## Aim of the task
Determine how many lines in the listing hold "ijpmonline" and give only that number.

## Provided records

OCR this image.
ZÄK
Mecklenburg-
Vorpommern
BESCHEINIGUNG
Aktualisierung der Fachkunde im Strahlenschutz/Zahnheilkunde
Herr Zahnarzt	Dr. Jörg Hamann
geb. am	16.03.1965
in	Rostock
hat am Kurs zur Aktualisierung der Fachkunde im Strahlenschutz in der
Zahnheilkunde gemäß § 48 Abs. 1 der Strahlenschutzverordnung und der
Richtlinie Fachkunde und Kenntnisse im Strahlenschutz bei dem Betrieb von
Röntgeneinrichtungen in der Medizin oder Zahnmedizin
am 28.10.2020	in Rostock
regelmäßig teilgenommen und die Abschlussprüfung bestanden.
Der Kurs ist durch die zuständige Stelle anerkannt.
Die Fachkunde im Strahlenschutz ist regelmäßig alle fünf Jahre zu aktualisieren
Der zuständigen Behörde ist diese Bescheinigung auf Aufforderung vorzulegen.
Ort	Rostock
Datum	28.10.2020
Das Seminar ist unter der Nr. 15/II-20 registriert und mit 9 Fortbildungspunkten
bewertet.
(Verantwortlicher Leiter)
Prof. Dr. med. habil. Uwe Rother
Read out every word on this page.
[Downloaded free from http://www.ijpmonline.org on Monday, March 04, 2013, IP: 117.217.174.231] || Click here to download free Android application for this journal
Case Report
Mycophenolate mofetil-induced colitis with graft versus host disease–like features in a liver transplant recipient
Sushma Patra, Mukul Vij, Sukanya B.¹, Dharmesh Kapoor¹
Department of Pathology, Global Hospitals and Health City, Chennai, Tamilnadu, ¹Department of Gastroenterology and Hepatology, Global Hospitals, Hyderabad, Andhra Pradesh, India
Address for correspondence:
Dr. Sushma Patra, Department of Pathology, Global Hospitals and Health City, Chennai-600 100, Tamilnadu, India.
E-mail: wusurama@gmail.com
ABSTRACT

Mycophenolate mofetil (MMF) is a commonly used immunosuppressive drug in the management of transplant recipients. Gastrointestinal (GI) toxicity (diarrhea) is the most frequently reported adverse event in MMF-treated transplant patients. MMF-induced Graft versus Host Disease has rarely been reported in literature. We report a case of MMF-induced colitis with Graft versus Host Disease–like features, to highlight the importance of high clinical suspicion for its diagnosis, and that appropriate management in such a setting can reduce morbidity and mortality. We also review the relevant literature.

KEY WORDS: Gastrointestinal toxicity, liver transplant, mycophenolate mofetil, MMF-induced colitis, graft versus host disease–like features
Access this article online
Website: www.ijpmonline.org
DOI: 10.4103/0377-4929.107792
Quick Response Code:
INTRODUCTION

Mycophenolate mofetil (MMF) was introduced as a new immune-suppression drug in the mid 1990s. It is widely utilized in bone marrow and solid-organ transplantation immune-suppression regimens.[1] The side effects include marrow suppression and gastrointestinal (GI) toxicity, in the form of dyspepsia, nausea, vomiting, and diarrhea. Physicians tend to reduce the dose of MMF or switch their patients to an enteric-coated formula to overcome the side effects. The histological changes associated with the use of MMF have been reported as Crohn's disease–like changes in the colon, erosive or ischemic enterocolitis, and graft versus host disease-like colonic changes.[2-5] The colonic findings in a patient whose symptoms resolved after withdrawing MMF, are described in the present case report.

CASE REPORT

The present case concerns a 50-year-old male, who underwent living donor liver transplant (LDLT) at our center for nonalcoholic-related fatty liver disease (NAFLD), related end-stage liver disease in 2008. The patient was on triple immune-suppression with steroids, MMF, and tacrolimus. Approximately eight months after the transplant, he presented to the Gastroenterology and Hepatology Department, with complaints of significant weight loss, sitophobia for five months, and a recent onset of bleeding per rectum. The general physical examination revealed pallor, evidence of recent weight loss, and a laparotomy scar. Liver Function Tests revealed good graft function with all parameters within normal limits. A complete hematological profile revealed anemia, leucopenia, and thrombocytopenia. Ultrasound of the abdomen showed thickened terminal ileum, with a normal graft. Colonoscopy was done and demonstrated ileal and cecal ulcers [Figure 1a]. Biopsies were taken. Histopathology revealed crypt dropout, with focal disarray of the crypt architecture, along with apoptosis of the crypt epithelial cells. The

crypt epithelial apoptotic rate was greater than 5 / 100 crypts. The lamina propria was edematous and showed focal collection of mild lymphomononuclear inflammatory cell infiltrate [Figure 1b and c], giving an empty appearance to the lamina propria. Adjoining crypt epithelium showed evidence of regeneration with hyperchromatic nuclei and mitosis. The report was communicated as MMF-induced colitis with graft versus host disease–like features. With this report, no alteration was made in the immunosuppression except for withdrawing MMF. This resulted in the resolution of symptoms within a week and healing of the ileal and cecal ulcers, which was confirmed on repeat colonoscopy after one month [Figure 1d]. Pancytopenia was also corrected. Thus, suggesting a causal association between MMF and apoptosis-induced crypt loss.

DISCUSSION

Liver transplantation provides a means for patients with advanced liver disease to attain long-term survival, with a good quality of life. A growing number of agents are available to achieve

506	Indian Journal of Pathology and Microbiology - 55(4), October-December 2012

---

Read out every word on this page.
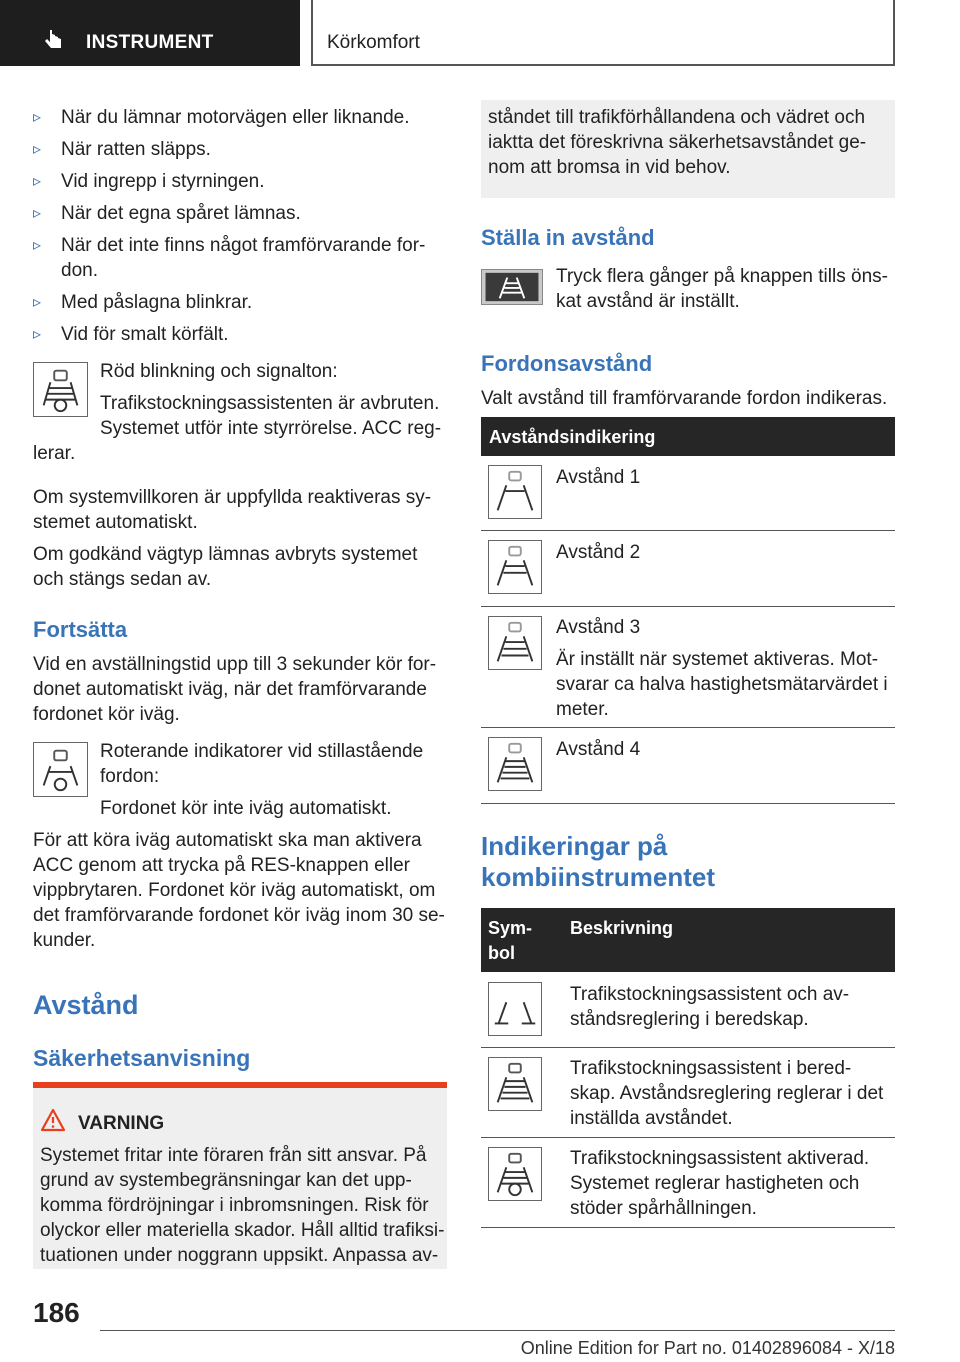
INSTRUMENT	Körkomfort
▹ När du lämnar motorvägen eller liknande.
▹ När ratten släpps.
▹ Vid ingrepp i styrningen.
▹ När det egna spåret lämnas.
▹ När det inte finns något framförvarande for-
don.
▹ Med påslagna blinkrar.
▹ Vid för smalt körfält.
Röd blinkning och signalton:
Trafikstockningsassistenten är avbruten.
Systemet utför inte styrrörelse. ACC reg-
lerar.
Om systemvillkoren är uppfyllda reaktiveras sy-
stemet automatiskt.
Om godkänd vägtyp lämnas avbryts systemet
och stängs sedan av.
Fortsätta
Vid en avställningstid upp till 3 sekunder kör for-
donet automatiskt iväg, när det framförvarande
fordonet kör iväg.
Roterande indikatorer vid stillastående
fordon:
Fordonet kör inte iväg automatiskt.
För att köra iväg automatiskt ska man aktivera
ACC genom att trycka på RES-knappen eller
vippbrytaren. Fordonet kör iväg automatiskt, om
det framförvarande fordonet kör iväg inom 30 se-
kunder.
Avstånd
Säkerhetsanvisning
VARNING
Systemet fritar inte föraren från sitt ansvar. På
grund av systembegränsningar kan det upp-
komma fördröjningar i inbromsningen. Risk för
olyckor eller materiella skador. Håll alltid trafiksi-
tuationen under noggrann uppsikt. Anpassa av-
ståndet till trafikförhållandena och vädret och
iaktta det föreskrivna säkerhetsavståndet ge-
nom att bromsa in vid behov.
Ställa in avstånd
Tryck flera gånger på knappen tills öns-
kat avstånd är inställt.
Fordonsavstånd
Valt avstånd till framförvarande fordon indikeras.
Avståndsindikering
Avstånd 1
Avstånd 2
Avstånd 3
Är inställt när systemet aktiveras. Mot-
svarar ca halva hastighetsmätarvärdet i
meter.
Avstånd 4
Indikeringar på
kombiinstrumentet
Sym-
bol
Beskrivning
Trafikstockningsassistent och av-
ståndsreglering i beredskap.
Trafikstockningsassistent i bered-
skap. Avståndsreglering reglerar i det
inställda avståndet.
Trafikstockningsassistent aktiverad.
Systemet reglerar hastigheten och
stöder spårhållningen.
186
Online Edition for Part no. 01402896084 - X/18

## Solution to this task
2